• _PROBLEM REQUIREMENTS_: Entries follow. Set all of them down as they stand.

• _GIVEN RECORDS_:
▼▼▼

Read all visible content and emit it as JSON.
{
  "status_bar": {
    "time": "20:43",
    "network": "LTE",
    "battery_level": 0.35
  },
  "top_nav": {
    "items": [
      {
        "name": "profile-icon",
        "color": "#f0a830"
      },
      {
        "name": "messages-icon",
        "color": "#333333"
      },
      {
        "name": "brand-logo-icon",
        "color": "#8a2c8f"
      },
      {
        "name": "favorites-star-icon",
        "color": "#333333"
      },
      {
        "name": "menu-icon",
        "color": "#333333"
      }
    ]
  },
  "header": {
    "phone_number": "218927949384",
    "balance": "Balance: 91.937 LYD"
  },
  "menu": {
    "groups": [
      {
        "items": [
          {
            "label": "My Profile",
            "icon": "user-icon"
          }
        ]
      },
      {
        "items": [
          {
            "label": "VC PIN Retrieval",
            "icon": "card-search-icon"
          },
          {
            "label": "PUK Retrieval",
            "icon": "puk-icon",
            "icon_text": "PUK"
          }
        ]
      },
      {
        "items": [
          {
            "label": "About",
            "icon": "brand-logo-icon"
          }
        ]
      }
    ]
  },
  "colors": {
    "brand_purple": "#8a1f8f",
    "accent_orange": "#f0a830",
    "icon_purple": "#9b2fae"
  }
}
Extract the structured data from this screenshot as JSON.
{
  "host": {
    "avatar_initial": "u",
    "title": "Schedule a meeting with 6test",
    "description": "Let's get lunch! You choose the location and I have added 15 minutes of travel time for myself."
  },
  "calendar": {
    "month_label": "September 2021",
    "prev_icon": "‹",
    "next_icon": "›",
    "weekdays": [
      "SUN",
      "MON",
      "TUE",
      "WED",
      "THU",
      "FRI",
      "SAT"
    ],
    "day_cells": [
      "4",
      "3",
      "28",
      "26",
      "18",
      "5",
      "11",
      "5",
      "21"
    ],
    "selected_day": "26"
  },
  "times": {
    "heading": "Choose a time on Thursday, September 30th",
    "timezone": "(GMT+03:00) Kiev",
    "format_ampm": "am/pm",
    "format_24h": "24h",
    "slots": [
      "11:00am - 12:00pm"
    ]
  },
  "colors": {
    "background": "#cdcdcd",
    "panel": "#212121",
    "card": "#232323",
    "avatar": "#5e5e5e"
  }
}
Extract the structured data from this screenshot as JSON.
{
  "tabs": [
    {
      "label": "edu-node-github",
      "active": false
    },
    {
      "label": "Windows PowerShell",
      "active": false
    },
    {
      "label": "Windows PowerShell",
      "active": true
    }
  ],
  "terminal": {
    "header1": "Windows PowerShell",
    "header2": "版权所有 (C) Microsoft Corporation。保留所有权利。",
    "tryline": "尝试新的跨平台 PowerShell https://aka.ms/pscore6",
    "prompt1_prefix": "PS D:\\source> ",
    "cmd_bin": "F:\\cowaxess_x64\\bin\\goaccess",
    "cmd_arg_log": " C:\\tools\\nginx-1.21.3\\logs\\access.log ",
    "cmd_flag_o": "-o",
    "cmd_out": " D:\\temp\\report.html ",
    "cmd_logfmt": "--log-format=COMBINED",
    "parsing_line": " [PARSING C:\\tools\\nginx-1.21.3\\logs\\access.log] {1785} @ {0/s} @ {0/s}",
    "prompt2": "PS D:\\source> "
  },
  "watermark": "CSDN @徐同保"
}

▲▲▲

• _THE REPLY_:
Read all visible content and emit it as JSON.
{
  "status_bar": {
    "time": "20:43",
    "network": "LTE",
    "battery_level": 0.35
  },
  "top_nav": {
    "items": [
      {
        "name": "profile-icon",
        "color": "#f0a830"
      },
      {
        "name": "messages-icon",
        "color": "#333333"
      },
      {
        "name": "brand-logo-icon",
        "color": "#8a2c8f"
      },
      {
        "name": "favorites-star-icon",
        "color": "#333333"
      },
      {
        "name": "menu-icon",
        "color": "#333333"
      }
    ]
  },
  "header": {
    "phone_number": "218927949384",
    "balance": "Balance: 91.937 LYD"
  },
  "menu": {
    "groups": [
      {
        "items": [
          {
            "label": "My Profile",
            "icon": "user-icon"
          }
        ]
      },
      {
        "items": [
          {
            "label": "VC PIN Retrieval",
            "icon": "card-search-icon"
          },
          {
            "label": "PUK Retrieval",
            "icon": "puk-icon",
            "icon_text": "PUK"
          }
        ]
      },
      {
        "items": [
          {
            "label": "About",
            "icon": "brand-logo-icon"
          }
        ]
      }
    ]
  },
  "colors": {
    "brand_purple": "#8a1f8f",
    "accent_orange": "#f0a830",
    "icon_purple": "#9b2fae"
  }
}
Extract the structured data from this screenshot as JSON.
{
  "host": {
    "avatar_initial": "u",
    "title": "Schedule a meeting with 6test",
    "description": "Let's get lunch! You choose the location and I have added 15 minutes of travel time for myself."
  },
  "calendar": {
    "month_label": "September 2021",
    "prev_icon": "‹",
    "next_icon": "›",
    "weekdays": [
      "SUN",
      "MON",
      "TUE",
      "WED",
      "THU",
      "FRI",
      "SAT"
    ],
    "day_cells": [
      "4",
      "3",
      "28",
      "26",
      "18",
      "5",
      "11",
      "5",
      "21"
    ],
    "selected_day": "26"
  },
  "times": {
    "heading": "Choose a time on Thursday, September 30th",
    "timezone": "(GMT+03:00) Kiev",
    "format_ampm": "am/pm",
    "format_24h": "24h",
    "slots": [
      "11:00am - 12:00pm"
    ]
  },
  "colors": {
    "background": "#cdcdcd",
    "panel": "#212121",
    "card": "#232323",
    "avatar": "#5e5e5e"
  }
}
Extract the structured data from this screenshot as JSON.
{
  "tabs": [
    {
      "label": "edu-node-github",
      "active": false
    },
    {
      "label": "Windows PowerShell",
      "active": false
    },
    {
      "label": "Windows PowerShell",
      "active": true
    }
  ],
  "terminal": {
    "header1": "Windows PowerShell",
    "header2": "版权所有 (C) Microsoft Corporation。保留所有权利。",
    "tryline": "尝试新的跨平台 PowerShell https://aka.ms/pscore6",
    "prompt1_prefix": "PS D:\\source> ",
    "cmd_bin": "F:\\cowaxess_x64\\bin\\goaccess",
    "cmd_arg_log": " C:\\tools\\nginx-1.21.3\\logs\\access.log ",
    "cmd_flag_o": "-o",
    "cmd_out": " D:\\temp\\report.html ",
    "cmd_logfmt": "--log-format=COMBINED",
    "parsing_line": " [PARSING C:\\tools\\nginx-1.21.3\\logs\\access.log] {1785} @ {0/s} @ {0/s}",
    "prompt2": "PS D:\\source> "
  },
  "watermark": "CSDN @徐同保"
}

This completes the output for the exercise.